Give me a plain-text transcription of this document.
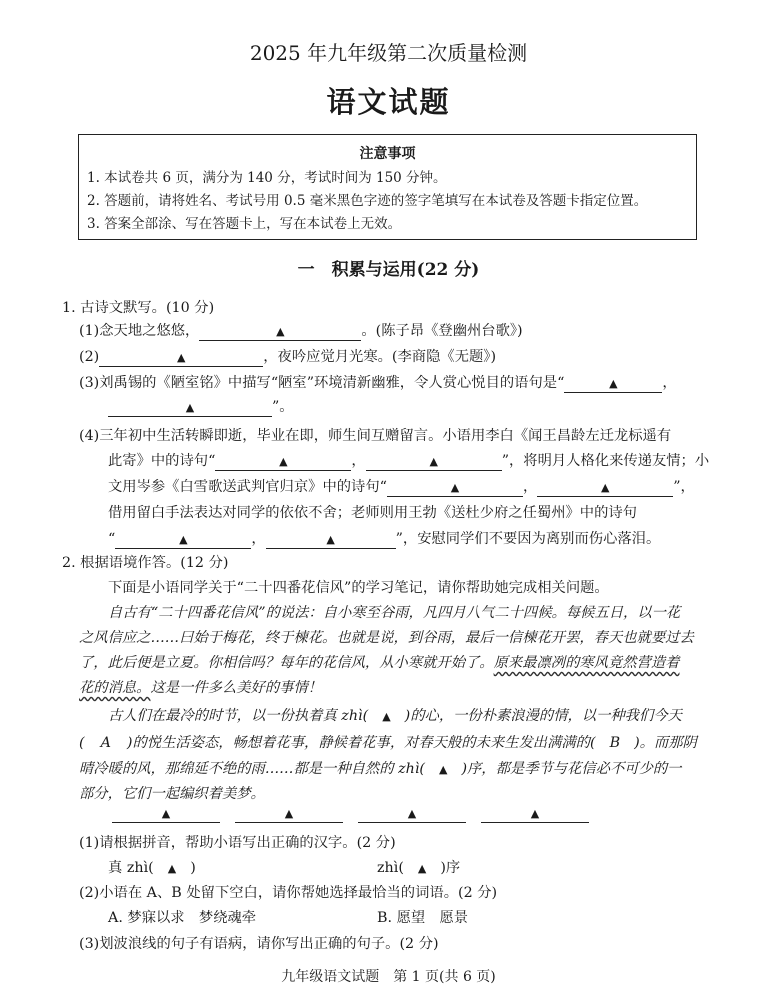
2025 年九年级第二次质量检测
语文试题
注意事项
1. 本试卷共 6 页，满分为 140 分，考试时间为 150 分钟。
2. 答题前，请将姓名、考试号用 0.5 毫米黑色字迹的签字笔填写在本试卷及答题卡指定位置。
3. 答案全部涂、写在答题卡上，写在本试卷上无效。
一　积累与运用(22 分)
1. 古诗文默写。(10 分)
(1)念天地之悠悠，	▲	。(陈子昂《登幽州台歌》)
(2)	▲	，夜吟应觉月光寒。(李商隐《无题》)
(3)刘禹锡的《陋室铭》中描写“陋室”环境清新幽雅，令人赏心悦目的语句是“	▲	，
▲	”。
(4)三年初中生活转瞬即逝，毕业在即，师生间互赠留言。小语用李白《闻王昌龄左迁龙标遥有
此寄》中的诗句“	▲	，	▲	”，将明月人格化来传递友情；小
文用岑参《白雪歌送武判官归京》中的诗句“	▲	，	▲	”，
借用留白手法表达对同学的依依不舍；老师则用王勃《送杜少府之任蜀州》中的诗句
“	▲	，	▲	”，安慰同学们不要因为离别而伤心落泪。
2. 根据语境作答。(12 分)
下面是小语同学关于“二十四番花信风”的学习笔记，请你帮助她完成相关问题。
自古有“二十四番花信风”的说法：自小寒至谷雨，凡四月八气二十四候。每候五日，以一花
之风信应之……曰始于梅花，终于楝花。也就是说，到谷雨，最后一信楝花开罢，春天也就要过去
了，此后便是立夏。你相信吗？每年的花信风，从小寒就开始了。原来最凛冽的寒风竟然营造着
花的消息。这是一件多么美好的事情！
古人们在最冷的时节，以一份执着真 zhì( ▲ )的心，一份朴素浪漫的情，以一种我们今天
( A )的悦生活姿态，畅想着花事，静候着花事，对春天般的未来生发出满满的( B )。而那阴
晴冷暖的风，那绵延不绝的雨……都是一种自然的 zhì( ▲ )序，都是季节与花信必不可少的一
部分，它们一起编织着美梦。
▲	▲	▲	▲
(1)请根据拼音，帮助小语写出正确的汉字。(2 分)
真 zhì( ▲ )	zhì( ▲ )序
(2)小语在 A、B 处留下空白，请你帮她选择最恰当的词语。(2 分)
A. 梦寐以求　梦绕魂牵	B. 愿望　愿景
(3)划波浪线的句子有语病，请你写出正确的句子。(2 分)
九年级语文试题　第 1 页(共 6 页)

______

**EXERCISE**
Leave out the pictures and retype every line above exactly.

**SOLVED EXERCISE**
Give me a plain-text transcription of this document.
2025 年九年级第二次质量检测
语文试题
注意事项
1. 本试卷共 6 页，满分为 140 分，考试时间为 150 分钟。
2. 答题前，请将姓名、考试号用 0.5 毫米黑色字迹的签字笔填写在本试卷及答题卡指定位置。
3. 答案全部涂、写在答题卡上，写在本试卷上无效。
一　积累与运用(22 分)
1. 古诗文默写。(10 分)
(1)念天地之悠悠，	▲	。(陈子昂《登幽州台歌》)
(2)	▲	，夜吟应觉月光寒。(李商隐《无题》)
(3)刘禹锡的《陋室铭》中描写“陋室”环境清新幽雅，令人赏心悦目的语句是“	▲	，
▲	”。
(4)三年初中生活转瞬即逝，毕业在即，师生间互赠留言。小语用李白《闻王昌龄左迁龙标遥有
此寄》中的诗句“	▲	，	▲	”，将明月人格化来传递友情；小
文用岑参《白雪歌送武判官归京》中的诗句“	▲	，	▲	”，
借用留白手法表达对同学的依依不舍；老师则用王勃《送杜少府之任蜀州》中的诗句
“	▲	，	▲	”，安慰同学们不要因为离别而伤心落泪。
2. 根据语境作答。(12 分)
下面是小语同学关于“二十四番花信风”的学习笔记，请你帮助她完成相关问题。
自古有“二十四番花信风”的说法：自小寒至谷雨，凡四月八气二十四候。每候五日，以一花
之风信应之……曰始于梅花，终于楝花。也就是说，到谷雨，最后一信楝花开罢，春天也就要过去
了，此后便是立夏。你相信吗？每年的花信风，从小寒就开始了。原来最凛冽的寒风竟然营造着
花的消息。这是一件多么美好的事情！
古人们在最冷的时节，以一份执着真 zhì( ▲ )的心，一份朴素浪漫的情，以一种我们今天
( A )的悦生活姿态，畅想着花事，静候着花事，对春天般的未来生发出满满的( B )。而那阴
晴冷暖的风，那绵延不绝的雨……都是一种自然的 zhì( ▲ )序，都是季节与花信必不可少的一
部分，它们一起编织着美梦。
▲	▲	▲	▲
(1)请根据拼音，帮助小语写出正确的汉字。(2 分)
真 zhì( ▲ )	zhì( ▲ )序
(2)小语在 A、B 处留下空白，请你帮她选择最恰当的词语。(2 分)
A. 梦寐以求　梦绕魂牵	B. 愿望　愿景
(3)划波浪线的句子有语病，请你写出正确的句子。(2 分)
九年级语文试题　第 1 页(共 6 页)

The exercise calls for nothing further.